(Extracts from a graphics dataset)
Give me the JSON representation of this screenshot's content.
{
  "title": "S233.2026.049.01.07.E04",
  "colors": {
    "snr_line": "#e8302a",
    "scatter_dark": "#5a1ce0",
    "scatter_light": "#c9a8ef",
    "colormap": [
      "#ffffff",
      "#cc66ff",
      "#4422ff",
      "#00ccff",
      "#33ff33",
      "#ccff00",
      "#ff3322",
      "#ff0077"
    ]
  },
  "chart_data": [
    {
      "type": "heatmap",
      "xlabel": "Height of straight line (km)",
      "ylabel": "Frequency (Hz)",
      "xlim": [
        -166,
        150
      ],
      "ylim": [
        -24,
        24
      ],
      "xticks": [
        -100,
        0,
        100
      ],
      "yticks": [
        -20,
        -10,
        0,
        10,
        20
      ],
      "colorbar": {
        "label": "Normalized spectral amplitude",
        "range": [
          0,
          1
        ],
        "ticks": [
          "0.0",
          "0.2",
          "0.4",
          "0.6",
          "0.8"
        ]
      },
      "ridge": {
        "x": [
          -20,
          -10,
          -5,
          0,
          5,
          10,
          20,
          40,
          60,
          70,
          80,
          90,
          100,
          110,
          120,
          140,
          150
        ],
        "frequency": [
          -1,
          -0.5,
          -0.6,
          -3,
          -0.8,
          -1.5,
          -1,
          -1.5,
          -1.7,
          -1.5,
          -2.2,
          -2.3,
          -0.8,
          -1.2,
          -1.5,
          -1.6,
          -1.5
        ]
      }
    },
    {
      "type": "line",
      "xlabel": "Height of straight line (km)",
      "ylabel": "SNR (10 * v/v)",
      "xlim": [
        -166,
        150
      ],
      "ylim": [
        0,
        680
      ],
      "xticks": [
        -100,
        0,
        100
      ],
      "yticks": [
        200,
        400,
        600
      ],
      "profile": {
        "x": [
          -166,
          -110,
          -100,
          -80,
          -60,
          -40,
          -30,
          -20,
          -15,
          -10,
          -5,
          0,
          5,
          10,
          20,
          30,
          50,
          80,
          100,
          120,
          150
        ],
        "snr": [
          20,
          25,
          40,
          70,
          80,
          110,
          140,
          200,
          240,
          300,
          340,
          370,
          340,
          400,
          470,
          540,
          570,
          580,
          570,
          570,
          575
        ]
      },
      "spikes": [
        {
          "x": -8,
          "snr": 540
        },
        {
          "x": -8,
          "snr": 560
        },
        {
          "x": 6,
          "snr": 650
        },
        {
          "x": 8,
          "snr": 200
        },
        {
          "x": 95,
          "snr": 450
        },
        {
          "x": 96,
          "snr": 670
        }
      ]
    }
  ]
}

-- AIM --
Write the material out again in its entirety, exactly as shown.

-- COMPLETE OUTPUT --
Give me the JSON representation of this screenshot's content.
{
  "title": "S233.2026.049.01.07.E04",
  "colors": {
    "snr_line": "#e8302a",
    "scatter_dark": "#5a1ce0",
    "scatter_light": "#c9a8ef",
    "colormap": [
      "#ffffff",
      "#cc66ff",
      "#4422ff",
      "#00ccff",
      "#33ff33",
      "#ccff00",
      "#ff3322",
      "#ff0077"
    ]
  },
  "chart_data": [
    {
      "type": "heatmap",
      "xlabel": "Height of straight line (km)",
      "ylabel": "Frequency (Hz)",
      "xlim": [
        -166,
        150
      ],
      "ylim": [
        -24,
        24
      ],
      "xticks": [
        -100,
        0,
        100
      ],
      "yticks": [
        -20,
        -10,
        0,
        10,
        20
      ],
      "colorbar": {
        "label": "Normalized spectral amplitude",
        "range": [
          0,
          1
        ],
        "ticks": [
          "0.0",
          "0.2",
          "0.4",
          "0.6",
          "0.8"
        ]
      },
      "ridge": {
        "x": [
          -20,
          -10,
          -5,
          0,
          5,
          10,
          20,
          40,
          60,
          70,
          80,
          90,
          100,
          110,
          120,
          140,
          150
        ],
        "frequency": [
          -1,
          -0.5,
          -0.6,
          -3,
          -0.8,
          -1.5,
          -1,
          -1.5,
          -1.7,
          -1.5,
          -2.2,
          -2.3,
          -0.8,
          -1.2,
          -1.5,
          -1.6,
          -1.5
        ]
      }
    },
    {
      "type": "line",
      "xlabel": "Height of straight line (km)",
      "ylabel": "SNR (10 * v/v)",
      "xlim": [
        -166,
        150
      ],
      "ylim": [
        0,
        680
      ],
      "xticks": [
        -100,
        0,
        100
      ],
      "yticks": [
        200,
        400,
        600
      ],
      "profile": {
        "x": [
          -166,
          -110,
          -100,
          -80,
          -60,
          -40,
          -30,
          -20,
          -15,
          -10,
          -5,
          0,
          5,
          10,
          20,
          30,
          50,
          80,
          100,
          120,
          150
        ],
        "snr": [
          20,
          25,
          40,
          70,
          80,
          110,
          140,
          200,
          240,
          300,
          340,
          370,
          340,
          400,
          470,
          540,
          570,
          580,
          570,
          570,
          575
        ]
      },
      "spikes": [
        {
          "x": -8,
          "snr": 540
        },
        {
          "x": -8,
          "snr": 560
        },
        {
          "x": 6,
          "snr": 650
        },
        {
          "x": 8,
          "snr": 200
        },
        {
          "x": 95,
          "snr": 450
        },
        {
          "x": 96,
          "snr": 670
        }
      ]
    }
  ]
}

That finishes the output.